Exercise inputs
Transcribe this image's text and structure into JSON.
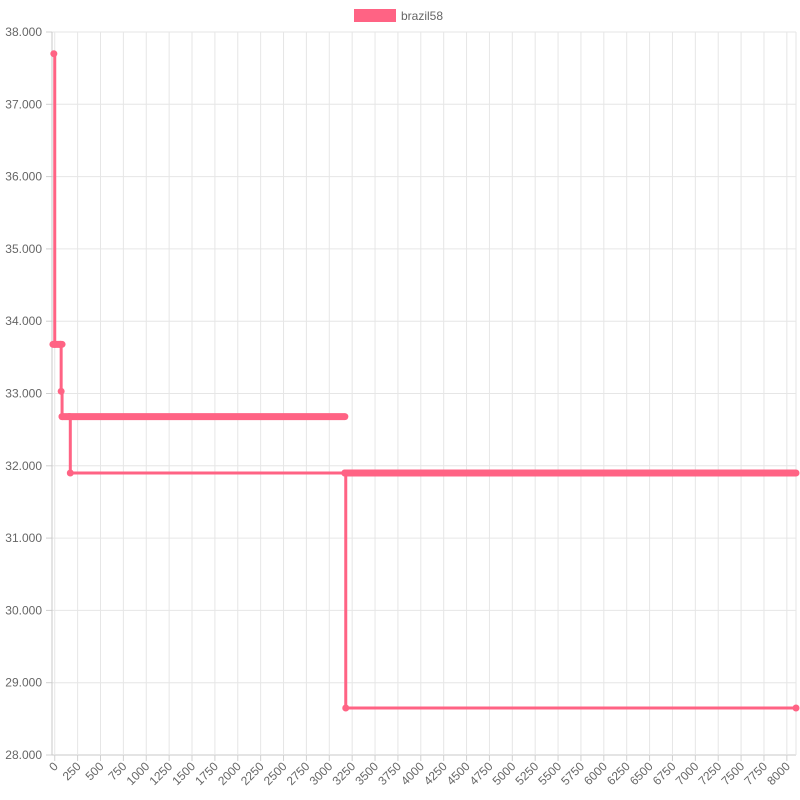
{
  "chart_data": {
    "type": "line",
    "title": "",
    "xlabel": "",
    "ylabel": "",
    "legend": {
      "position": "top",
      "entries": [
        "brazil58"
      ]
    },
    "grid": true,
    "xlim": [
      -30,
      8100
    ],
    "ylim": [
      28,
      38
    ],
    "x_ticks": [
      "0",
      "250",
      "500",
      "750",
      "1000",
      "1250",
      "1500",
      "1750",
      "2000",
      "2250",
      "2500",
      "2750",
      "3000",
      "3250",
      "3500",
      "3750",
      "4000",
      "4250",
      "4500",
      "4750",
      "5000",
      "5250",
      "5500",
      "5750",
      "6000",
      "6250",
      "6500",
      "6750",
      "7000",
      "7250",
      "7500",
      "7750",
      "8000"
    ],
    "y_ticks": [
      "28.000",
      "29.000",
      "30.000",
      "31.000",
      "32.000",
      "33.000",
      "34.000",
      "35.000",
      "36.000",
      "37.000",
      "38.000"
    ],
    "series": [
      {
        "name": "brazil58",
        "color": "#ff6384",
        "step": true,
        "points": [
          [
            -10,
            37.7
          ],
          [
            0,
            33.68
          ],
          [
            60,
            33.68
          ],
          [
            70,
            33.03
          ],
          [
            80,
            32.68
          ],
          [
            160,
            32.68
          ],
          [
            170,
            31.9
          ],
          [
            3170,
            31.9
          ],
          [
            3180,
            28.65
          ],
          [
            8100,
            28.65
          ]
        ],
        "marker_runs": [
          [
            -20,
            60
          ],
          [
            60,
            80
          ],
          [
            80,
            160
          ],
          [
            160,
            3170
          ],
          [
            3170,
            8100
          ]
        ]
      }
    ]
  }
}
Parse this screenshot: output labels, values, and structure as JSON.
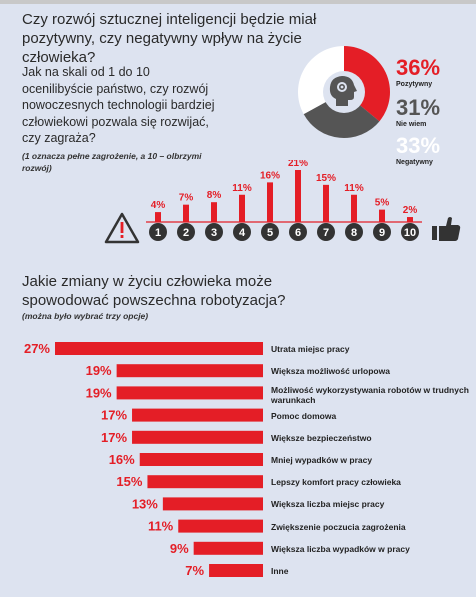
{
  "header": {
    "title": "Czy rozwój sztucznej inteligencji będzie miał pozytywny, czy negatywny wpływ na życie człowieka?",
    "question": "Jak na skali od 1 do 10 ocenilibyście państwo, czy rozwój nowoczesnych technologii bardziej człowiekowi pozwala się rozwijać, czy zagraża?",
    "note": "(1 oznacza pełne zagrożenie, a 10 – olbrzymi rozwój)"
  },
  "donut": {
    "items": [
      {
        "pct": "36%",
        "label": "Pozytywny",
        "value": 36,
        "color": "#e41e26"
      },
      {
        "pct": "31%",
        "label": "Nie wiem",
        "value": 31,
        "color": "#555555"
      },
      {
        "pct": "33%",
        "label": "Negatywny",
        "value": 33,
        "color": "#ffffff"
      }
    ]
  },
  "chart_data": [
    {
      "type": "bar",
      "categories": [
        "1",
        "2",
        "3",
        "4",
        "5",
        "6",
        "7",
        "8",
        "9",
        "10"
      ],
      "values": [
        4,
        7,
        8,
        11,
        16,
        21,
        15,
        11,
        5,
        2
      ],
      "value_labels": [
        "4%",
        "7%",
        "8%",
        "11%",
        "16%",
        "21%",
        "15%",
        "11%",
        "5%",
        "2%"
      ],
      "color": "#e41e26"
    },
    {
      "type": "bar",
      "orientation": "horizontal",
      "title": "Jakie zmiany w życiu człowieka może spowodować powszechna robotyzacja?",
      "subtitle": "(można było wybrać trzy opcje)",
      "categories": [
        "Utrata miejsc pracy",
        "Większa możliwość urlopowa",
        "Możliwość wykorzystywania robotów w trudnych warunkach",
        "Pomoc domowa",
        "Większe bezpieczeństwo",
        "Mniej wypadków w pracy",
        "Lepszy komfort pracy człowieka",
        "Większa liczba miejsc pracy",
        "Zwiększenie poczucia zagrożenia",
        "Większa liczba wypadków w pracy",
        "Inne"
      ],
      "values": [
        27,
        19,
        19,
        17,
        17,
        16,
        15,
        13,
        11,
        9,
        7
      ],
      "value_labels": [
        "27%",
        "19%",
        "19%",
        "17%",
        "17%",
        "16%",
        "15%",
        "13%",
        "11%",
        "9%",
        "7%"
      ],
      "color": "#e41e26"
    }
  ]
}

* * *

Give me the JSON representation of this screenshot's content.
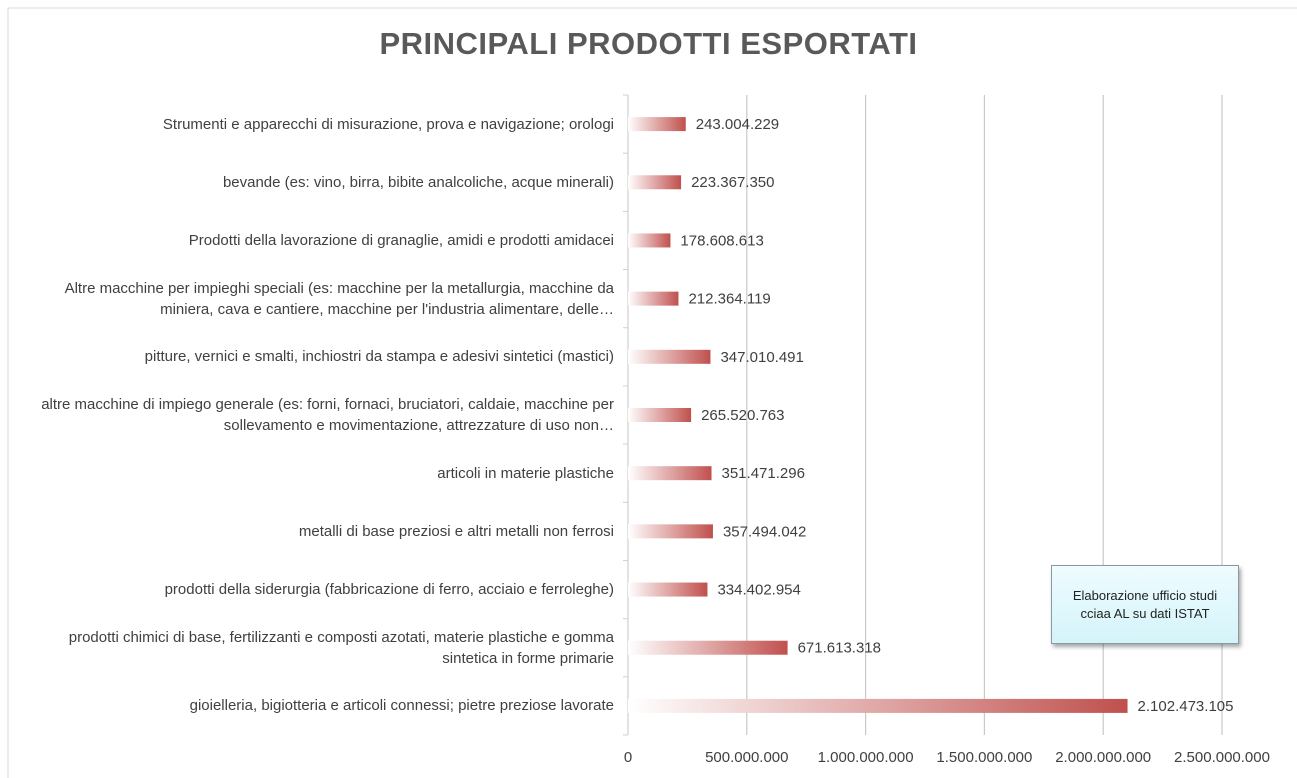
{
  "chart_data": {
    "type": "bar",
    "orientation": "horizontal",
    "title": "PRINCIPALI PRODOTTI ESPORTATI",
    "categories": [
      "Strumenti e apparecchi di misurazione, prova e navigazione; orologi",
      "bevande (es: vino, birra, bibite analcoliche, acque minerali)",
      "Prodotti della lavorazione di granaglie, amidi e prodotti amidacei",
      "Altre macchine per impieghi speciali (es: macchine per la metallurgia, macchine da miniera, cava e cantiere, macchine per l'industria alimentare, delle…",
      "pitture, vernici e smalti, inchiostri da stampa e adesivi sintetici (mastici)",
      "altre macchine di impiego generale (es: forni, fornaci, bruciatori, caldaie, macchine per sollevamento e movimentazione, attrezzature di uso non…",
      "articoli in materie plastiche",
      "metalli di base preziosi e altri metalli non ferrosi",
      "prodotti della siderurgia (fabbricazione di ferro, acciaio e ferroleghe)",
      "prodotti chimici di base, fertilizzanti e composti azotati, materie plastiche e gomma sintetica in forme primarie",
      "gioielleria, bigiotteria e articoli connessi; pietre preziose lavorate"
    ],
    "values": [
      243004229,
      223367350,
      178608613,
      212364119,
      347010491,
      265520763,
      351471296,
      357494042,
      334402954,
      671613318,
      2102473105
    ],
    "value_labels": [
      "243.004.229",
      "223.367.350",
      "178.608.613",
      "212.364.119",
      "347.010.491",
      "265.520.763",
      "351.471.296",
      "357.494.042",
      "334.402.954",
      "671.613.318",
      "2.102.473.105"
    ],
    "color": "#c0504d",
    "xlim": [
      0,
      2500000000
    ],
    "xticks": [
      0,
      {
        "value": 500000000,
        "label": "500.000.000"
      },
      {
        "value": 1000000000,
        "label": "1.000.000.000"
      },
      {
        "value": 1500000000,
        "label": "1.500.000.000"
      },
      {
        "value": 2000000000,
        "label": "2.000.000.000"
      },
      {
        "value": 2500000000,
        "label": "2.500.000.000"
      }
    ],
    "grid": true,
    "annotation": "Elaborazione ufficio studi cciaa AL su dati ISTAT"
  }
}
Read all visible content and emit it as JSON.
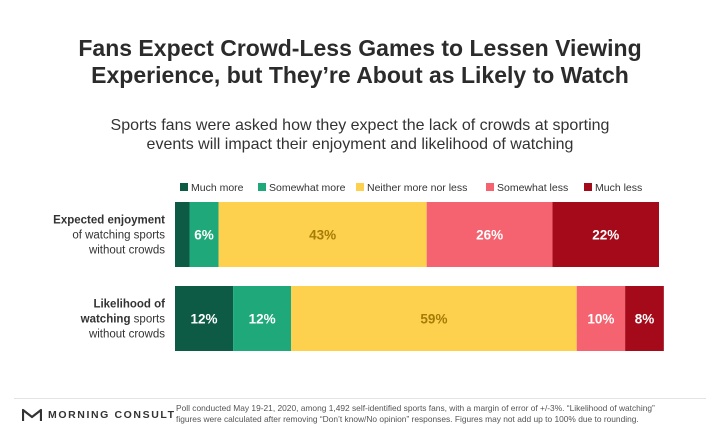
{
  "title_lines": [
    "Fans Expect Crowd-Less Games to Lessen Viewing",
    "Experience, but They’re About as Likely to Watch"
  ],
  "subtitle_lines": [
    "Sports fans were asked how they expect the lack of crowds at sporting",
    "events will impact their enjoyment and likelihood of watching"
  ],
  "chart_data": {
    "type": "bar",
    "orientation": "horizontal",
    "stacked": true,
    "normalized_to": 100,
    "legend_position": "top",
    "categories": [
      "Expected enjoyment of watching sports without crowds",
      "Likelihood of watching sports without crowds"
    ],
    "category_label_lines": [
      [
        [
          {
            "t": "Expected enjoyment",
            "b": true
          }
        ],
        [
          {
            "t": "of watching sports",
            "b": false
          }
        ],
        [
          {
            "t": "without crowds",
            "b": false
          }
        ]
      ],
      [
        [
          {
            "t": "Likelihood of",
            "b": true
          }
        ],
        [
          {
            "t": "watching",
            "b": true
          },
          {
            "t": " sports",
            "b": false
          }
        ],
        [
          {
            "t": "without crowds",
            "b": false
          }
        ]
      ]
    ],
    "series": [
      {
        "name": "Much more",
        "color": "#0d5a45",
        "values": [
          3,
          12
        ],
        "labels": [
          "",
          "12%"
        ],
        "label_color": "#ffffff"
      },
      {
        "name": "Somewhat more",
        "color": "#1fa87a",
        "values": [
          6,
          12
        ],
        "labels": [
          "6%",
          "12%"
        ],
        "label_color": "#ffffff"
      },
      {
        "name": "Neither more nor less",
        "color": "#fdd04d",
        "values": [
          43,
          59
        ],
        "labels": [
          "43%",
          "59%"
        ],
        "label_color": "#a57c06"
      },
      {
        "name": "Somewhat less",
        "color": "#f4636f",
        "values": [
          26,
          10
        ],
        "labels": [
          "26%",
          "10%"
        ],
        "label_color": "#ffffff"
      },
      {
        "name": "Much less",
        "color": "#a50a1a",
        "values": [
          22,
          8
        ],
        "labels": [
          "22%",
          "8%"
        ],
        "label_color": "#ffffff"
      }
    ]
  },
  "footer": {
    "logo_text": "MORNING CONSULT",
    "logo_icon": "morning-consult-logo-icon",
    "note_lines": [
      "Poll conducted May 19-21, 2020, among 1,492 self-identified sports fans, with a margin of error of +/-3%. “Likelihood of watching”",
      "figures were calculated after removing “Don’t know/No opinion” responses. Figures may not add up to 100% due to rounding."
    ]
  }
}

* * *

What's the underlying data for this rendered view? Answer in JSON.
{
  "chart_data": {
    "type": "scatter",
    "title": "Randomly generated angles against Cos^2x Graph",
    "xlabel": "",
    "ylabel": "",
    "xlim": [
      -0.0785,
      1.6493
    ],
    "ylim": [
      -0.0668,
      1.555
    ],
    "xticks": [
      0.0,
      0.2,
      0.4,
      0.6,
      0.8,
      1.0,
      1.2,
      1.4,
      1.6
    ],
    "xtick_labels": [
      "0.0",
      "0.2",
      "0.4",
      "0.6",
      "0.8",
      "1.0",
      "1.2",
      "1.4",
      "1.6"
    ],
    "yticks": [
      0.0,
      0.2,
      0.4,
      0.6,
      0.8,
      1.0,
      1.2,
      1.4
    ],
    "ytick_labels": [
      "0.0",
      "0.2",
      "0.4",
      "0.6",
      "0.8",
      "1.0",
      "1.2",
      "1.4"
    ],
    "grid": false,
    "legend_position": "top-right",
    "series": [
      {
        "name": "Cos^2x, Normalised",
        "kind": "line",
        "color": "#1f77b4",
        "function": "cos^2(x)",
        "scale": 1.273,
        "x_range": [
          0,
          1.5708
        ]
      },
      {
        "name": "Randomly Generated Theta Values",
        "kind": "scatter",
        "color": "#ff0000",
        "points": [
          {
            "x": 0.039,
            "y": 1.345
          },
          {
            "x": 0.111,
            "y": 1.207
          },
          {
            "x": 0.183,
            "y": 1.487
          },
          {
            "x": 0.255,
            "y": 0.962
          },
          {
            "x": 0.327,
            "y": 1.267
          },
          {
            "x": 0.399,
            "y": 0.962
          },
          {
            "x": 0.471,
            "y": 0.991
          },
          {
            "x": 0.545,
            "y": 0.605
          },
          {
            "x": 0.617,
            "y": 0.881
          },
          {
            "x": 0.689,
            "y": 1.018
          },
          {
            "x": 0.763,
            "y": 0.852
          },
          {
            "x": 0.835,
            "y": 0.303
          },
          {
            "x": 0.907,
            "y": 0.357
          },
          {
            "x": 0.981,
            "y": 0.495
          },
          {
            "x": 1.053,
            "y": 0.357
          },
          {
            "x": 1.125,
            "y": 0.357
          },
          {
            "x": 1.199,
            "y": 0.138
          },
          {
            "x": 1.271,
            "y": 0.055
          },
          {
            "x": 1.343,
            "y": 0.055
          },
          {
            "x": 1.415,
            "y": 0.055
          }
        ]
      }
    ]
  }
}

Exercise objective
Read the data above and pull out each line that holds the string "miejsc".

Finished task
        "Utrata miejsc pracy",
        "Większa liczba miejsc pracy",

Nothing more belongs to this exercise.